INFORMATION GIVEN:
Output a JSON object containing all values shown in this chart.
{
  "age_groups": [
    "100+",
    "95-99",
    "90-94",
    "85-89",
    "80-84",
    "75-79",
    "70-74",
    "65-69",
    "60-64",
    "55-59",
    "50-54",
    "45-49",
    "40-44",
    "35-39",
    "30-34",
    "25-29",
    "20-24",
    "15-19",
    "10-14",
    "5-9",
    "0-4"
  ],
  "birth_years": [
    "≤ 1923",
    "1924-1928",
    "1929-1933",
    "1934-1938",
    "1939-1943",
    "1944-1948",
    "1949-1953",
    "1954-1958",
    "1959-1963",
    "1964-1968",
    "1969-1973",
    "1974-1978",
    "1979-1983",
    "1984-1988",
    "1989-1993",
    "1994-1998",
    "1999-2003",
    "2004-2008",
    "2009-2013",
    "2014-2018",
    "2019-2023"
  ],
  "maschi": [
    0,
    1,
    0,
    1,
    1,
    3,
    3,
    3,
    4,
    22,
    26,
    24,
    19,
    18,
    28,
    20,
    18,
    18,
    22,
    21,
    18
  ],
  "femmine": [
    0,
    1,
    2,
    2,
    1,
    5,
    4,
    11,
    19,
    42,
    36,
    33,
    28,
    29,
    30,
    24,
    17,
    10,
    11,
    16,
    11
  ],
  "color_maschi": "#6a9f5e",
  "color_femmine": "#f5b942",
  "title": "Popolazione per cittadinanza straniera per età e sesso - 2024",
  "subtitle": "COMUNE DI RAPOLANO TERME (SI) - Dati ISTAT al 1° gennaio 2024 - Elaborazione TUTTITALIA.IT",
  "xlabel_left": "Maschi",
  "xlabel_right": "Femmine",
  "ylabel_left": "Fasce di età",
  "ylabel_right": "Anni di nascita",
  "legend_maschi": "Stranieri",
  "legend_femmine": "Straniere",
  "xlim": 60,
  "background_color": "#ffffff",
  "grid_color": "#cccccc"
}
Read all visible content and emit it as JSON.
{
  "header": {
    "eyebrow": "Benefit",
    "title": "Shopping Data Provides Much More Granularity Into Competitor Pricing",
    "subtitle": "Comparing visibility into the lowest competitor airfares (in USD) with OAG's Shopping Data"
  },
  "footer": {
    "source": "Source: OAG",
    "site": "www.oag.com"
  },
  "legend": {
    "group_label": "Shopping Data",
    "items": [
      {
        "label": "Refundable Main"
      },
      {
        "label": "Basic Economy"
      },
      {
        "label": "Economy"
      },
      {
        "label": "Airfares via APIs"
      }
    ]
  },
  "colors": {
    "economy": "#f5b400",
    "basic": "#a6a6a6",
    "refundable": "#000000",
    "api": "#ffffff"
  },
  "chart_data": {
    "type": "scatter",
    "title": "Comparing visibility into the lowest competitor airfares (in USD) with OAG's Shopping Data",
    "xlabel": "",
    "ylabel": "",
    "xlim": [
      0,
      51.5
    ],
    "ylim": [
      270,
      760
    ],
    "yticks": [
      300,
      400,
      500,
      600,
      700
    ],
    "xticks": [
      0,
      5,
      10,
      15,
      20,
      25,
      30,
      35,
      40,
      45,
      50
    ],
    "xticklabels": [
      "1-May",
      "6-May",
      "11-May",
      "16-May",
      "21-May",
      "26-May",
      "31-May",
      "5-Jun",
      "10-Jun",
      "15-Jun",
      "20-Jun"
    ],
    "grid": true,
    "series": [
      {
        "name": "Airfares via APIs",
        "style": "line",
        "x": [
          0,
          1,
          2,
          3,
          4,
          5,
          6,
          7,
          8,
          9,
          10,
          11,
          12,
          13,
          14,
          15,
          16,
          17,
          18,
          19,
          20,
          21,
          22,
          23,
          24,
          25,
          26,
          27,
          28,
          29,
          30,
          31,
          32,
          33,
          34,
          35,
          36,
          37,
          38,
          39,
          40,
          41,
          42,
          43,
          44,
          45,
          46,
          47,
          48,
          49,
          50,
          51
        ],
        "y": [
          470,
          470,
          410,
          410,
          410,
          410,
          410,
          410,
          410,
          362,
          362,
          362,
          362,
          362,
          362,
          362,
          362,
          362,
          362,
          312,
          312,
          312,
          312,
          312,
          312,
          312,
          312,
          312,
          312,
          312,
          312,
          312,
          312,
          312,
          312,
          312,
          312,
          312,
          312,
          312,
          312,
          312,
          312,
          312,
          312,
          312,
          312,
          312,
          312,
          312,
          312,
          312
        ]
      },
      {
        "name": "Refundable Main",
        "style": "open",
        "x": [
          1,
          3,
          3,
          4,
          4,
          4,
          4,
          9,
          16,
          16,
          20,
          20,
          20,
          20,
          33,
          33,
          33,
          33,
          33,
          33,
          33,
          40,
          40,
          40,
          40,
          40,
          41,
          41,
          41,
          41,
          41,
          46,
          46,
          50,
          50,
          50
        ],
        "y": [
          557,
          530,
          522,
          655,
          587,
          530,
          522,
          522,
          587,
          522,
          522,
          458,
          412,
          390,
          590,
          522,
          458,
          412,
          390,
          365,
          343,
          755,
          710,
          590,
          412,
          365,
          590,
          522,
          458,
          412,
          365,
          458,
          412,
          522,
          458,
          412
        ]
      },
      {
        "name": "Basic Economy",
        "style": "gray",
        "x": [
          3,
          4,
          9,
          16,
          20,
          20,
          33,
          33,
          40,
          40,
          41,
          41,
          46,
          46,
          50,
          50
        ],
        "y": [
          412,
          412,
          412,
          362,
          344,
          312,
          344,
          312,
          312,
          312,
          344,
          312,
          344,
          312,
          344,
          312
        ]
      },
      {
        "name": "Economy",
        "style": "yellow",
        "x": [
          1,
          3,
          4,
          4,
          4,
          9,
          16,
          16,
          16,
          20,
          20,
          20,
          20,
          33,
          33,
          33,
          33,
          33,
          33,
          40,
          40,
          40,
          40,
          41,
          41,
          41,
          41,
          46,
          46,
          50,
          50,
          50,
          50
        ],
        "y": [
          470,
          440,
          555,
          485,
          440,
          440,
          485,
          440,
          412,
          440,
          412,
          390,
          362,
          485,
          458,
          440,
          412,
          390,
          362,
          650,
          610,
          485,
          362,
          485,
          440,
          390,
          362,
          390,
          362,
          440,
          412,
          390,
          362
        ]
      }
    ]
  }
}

STATED EXERCISE: Take every line above carrying "ffffff" and return it.

WRITTEN SOLUTION:
  "background_color": "#ffffff",
    "api": "#ffffff"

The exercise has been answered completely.